__EXTRACTO DE PÁGINA__.
********

El conflicto gira en torno al cálculo de las tasas tras la creación del DRSF. Durante la implantación del fondo, efectiva desde noviembre de 2021, se produjeron solapamientos con sistemas anteriores de aseguramiento que llevaron a algunos turoperadores a considerar que habían pagado de más. Dertour acudió a los tribunales para reclamar la devolución de cantidades vinculadas a ese periodo de transición.

El tribunal rechazó los argumentos principales de la compañía y no concedió autorización automática para recurrir, aunque el grupo aún dispone de la posibilidad de presentar un recurso escrito dentro del plazo legal previsto.

El fallo no afecta directamente a la petición actual de TUI de congelar las cuotas, pero sí refuerza el contexto de confrontación entre los grandes operadores y el DRSF. Mientras Dertour ha perdido una batalla judicial sobre el cálculo de las tasas, TUI presiona ahora para modificar el esquema de financiación del fondo hacia el futuro.

DRV pide aliviar la carga de los turoperadores

La reacción patronal ha llegado de la mano de DRV, la asociación alemana de agencias de viajes y turoperadores, que ha vuelto a reclamar una descarga significativa para los organizadores. Para la patronal, la sentencia de Berlín no resuelve el problema estructural: el coste que el sistema de garantía impone a las empresas que venden viajes combinados.

DRV considera que el modelo debe revisarse para evitar que la protección del consumidor termine penalizando la competitividad del paquete turístico. Su postura se alinea con el malestar expresado por los grandes grupos, aunque formulada desde una perspectiva sectorial: el fondo debe seguir garantizando la seguridad de los viajeros, pero sin generar una carga financiera desproporcionada para los operadores.

De Thomas Cook a FTI: el origen del conflicto

La patronal interpreta que el DRSF ha cumplido una función clave desde su creación, pero sostiene que la situación actual permite abrir una nueva fase. Una vez consolidado el fondo y tras las primeras grandes pruebas de estrés, el sector reclama que el sistema reduzca su presión económica sobre los organizadores.

El DRSF nació como respuesta al colapso de Thomas Cook en 2019, una quiebra que dejó en evidencia las limitaciones del sistema anterior de protección al viajero en Alemania. A partir de esa crisis, el país reformó el modelo para reforzar la cobertura de los viajes combinados y evitar que una gran insolvencia volviera a dejar sin respaldo suficiente a consumidores y administraciones.

Los grandes turoperadores alemanes, a partir de 10 millones de euros de facturación anual sujeta a garantía, están obligados a asegurarse a través del DRSF.

El fondo cubre a los viajeros que han contratado paquetes turísticos o determinados servicios vinculados en caso de insolvencia del organizador. Su función es garantizar la devolución de pagos anticipados, la continuidad del viaje cuando sea posible y la repatriación de los clientes afectados.

********

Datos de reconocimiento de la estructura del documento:

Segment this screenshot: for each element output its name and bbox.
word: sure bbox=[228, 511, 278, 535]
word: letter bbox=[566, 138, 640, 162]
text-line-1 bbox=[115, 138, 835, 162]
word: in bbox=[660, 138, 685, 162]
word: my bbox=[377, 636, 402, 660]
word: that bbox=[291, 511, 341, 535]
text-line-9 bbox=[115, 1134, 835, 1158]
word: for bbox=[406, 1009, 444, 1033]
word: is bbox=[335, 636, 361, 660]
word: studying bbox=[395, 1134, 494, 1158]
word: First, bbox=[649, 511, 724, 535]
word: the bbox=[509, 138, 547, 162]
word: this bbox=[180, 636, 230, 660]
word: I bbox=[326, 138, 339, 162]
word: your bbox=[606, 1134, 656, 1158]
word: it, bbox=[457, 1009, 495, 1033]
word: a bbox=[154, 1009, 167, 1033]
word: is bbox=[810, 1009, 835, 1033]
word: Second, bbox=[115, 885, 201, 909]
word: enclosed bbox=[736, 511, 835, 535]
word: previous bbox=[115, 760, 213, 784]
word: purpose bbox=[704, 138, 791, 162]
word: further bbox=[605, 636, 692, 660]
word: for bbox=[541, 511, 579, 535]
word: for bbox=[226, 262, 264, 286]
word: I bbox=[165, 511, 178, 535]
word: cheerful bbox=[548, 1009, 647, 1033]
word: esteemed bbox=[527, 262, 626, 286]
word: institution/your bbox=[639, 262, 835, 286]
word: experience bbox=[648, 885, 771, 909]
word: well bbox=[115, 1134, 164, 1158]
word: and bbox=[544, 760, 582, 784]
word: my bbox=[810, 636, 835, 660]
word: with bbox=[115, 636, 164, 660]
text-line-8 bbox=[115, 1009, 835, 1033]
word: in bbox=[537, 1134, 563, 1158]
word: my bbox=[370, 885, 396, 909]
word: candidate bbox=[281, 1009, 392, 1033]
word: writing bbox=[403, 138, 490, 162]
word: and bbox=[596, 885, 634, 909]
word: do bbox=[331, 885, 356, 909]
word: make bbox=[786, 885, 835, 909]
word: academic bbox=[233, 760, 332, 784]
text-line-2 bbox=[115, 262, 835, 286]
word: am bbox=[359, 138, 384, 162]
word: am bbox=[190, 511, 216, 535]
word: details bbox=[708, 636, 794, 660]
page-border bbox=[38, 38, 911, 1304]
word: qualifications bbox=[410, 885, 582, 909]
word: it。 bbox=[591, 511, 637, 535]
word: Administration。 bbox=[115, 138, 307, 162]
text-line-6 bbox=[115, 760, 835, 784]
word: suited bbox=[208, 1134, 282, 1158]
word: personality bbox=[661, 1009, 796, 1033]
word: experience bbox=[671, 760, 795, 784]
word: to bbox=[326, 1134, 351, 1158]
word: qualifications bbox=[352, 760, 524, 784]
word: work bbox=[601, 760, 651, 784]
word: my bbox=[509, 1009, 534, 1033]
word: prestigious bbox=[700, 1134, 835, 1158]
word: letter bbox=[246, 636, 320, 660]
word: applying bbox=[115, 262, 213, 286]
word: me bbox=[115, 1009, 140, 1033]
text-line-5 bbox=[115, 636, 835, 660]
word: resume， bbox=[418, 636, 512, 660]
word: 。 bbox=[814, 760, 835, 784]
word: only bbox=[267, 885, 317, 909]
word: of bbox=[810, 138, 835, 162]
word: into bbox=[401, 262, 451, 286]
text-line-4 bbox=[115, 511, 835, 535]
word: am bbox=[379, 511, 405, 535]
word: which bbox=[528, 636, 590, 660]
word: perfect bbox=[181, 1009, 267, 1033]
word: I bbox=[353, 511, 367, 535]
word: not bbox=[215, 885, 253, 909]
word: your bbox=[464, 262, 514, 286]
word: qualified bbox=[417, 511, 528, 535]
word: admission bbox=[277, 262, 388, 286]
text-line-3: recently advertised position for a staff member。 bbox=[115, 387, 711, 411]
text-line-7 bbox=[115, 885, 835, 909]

********

__QUÉ DEBES HACER__. Según el extracto, ¿qué quiebra dio origen a la creación del DRSF? Usa solamente el extracto para responder.

__RESULTADO__. El colapso de Thomas Cook en 2019.